# ROWS start

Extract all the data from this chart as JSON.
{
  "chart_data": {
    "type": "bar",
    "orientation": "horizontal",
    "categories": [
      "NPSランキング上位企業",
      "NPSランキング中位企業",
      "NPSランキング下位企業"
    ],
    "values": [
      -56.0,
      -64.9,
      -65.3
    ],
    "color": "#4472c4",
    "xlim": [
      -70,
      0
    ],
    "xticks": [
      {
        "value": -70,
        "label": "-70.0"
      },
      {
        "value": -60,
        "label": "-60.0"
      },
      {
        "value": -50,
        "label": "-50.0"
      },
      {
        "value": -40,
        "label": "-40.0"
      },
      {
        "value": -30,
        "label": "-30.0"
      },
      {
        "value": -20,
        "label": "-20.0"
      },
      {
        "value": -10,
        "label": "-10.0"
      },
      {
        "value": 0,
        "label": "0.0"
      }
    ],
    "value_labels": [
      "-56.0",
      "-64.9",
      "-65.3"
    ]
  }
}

# ROWS end

→ **SHORT PROBLEM**
Exactly as they are written, print the entries again.

→ **OUTPUT FOR THIS EXERCISE**
Extract all the data from this chart as JSON.
{
  "chart_data": {
    "type": "bar",
    "orientation": "horizontal",
    "categories": [
      "NPSランキング上位企業",
      "NPSランキング中位企業",
      "NPSランキング下位企業"
    ],
    "values": [
      -56.0,
      -64.9,
      -65.3
    ],
    "color": "#4472c4",
    "xlim": [
      -70,
      0
    ],
    "xticks": [
      {
        "value": -70,
        "label": "-70.0"
      },
      {
        "value": -60,
        "label": "-60.0"
      },
      {
        "value": -50,
        "label": "-50.0"
      },
      {
        "value": -40,
        "label": "-40.0"
      },
      {
        "value": -30,
        "label": "-30.0"
      },
      {
        "value": -20,
        "label": "-20.0"
      },
      {
        "value": -10,
        "label": "-10.0"
      },
      {
        "value": 0,
        "label": "0.0"
      }
    ],
    "value_labels": [
      "-56.0",
      "-64.9",
      "-65.3"
    ]
  }
}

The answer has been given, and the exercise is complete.